(Entries)
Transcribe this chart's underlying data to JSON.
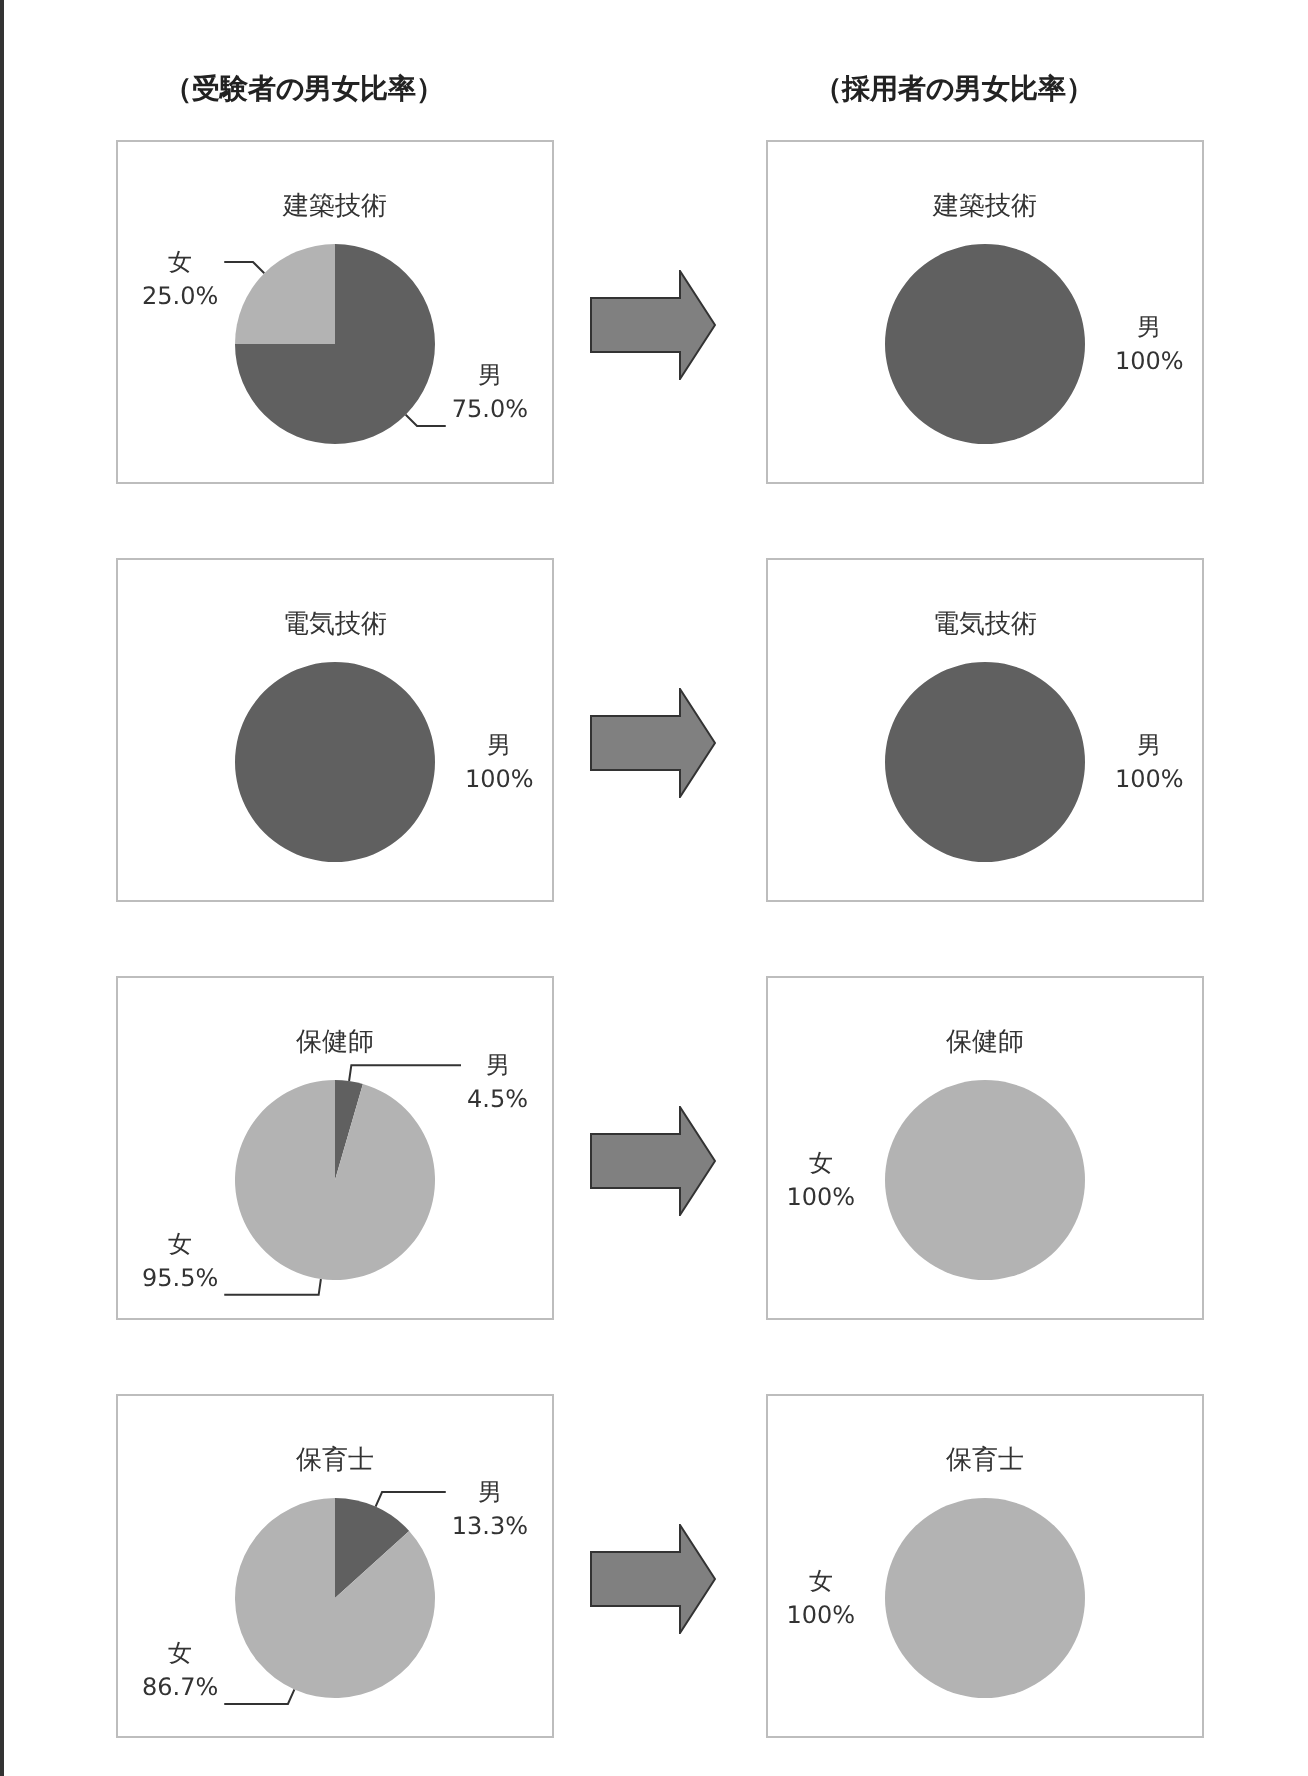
{
  "chart_data": [
    {
      "type": "pie",
      "title": "建築技術",
      "annotations": [
        "（受験者の男女比率）"
      ],
      "categories": [
        "男",
        "女"
      ],
      "values": [
        75.0,
        25.0
      ],
      "value_labels": [
        "75.0%",
        "25.0%"
      ],
      "colors": [
        "#606060",
        "#b3b3b3"
      ]
    },
    {
      "type": "pie",
      "title": "建築技術",
      "annotations": [
        "（採用者の男女比率）"
      ],
      "categories": [
        "男"
      ],
      "values": [
        100
      ],
      "value_labels": [
        "100%"
      ],
      "colors": [
        "#606060"
      ]
    },
    {
      "type": "pie",
      "title": "電気技術",
      "categories": [
        "男"
      ],
      "values": [
        100
      ],
      "value_labels": [
        "100%"
      ],
      "colors": [
        "#606060"
      ]
    },
    {
      "type": "pie",
      "title": "電気技術",
      "categories": [
        "男"
      ],
      "values": [
        100
      ],
      "value_labels": [
        "100%"
      ],
      "colors": [
        "#606060"
      ]
    },
    {
      "type": "pie",
      "title": "保健師",
      "categories": [
        "男",
        "女"
      ],
      "values": [
        4.5,
        95.5
      ],
      "value_labels": [
        "4.5%",
        "95.5%"
      ],
      "colors": [
        "#606060",
        "#b3b3b3"
      ]
    },
    {
      "type": "pie",
      "title": "保健師",
      "categories": [
        "女"
      ],
      "values": [
        100
      ],
      "value_labels": [
        "100%"
      ],
      "colors": [
        "#b3b3b3"
      ]
    },
    {
      "type": "pie",
      "title": "保育士",
      "categories": [
        "男",
        "女"
      ],
      "values": [
        13.3,
        86.7
      ],
      "value_labels": [
        "13.3%",
        "86.7%"
      ],
      "colors": [
        "#606060",
        "#b3b3b3"
      ]
    },
    {
      "type": "pie",
      "title": "保育士",
      "categories": [
        "女"
      ],
      "values": [
        100
      ],
      "value_labels": [
        "100%"
      ],
      "colors": [
        "#b3b3b3"
      ]
    }
  ]
}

(To do)
Write the entries above out in full, exactly, with no images.

(Reply to the task)
Transcribe this chart's underlying data to JSON.
{
  "chart_data": [
    {
      "type": "pie",
      "title": "建築技術",
      "annotations": [
        "（受験者の男女比率）"
      ],
      "categories": [
        "男",
        "女"
      ],
      "values": [
        75.0,
        25.0
      ],
      "value_labels": [
        "75.0%",
        "25.0%"
      ],
      "colors": [
        "#606060",
        "#b3b3b3"
      ]
    },
    {
      "type": "pie",
      "title": "建築技術",
      "annotations": [
        "（採用者の男女比率）"
      ],
      "categories": [
        "男"
      ],
      "values": [
        100
      ],
      "value_labels": [
        "100%"
      ],
      "colors": [
        "#606060"
      ]
    },
    {
      "type": "pie",
      "title": "電気技術",
      "categories": [
        "男"
      ],
      "values": [
        100
      ],
      "value_labels": [
        "100%"
      ],
      "colors": [
        "#606060"
      ]
    },
    {
      "type": "pie",
      "title": "電気技術",
      "categories": [
        "男"
      ],
      "values": [
        100
      ],
      "value_labels": [
        "100%"
      ],
      "colors": [
        "#606060"
      ]
    },
    {
      "type": "pie",
      "title": "保健師",
      "categories": [
        "男",
        "女"
      ],
      "values": [
        4.5,
        95.5
      ],
      "value_labels": [
        "4.5%",
        "95.5%"
      ],
      "colors": [
        "#606060",
        "#b3b3b3"
      ]
    },
    {
      "type": "pie",
      "title": "保健師",
      "categories": [
        "女"
      ],
      "values": [
        100
      ],
      "value_labels": [
        "100%"
      ],
      "colors": [
        "#b3b3b3"
      ]
    },
    {
      "type": "pie",
      "title": "保育士",
      "categories": [
        "男",
        "女"
      ],
      "values": [
        13.3,
        86.7
      ],
      "value_labels": [
        "13.3%",
        "86.7%"
      ],
      "colors": [
        "#606060",
        "#b3b3b3"
      ]
    },
    {
      "type": "pie",
      "title": "保育士",
      "categories": [
        "女"
      ],
      "values": [
        100
      ],
      "value_labels": [
        "100%"
      ],
      "colors": [
        "#b3b3b3"
      ]
    }
  ]
}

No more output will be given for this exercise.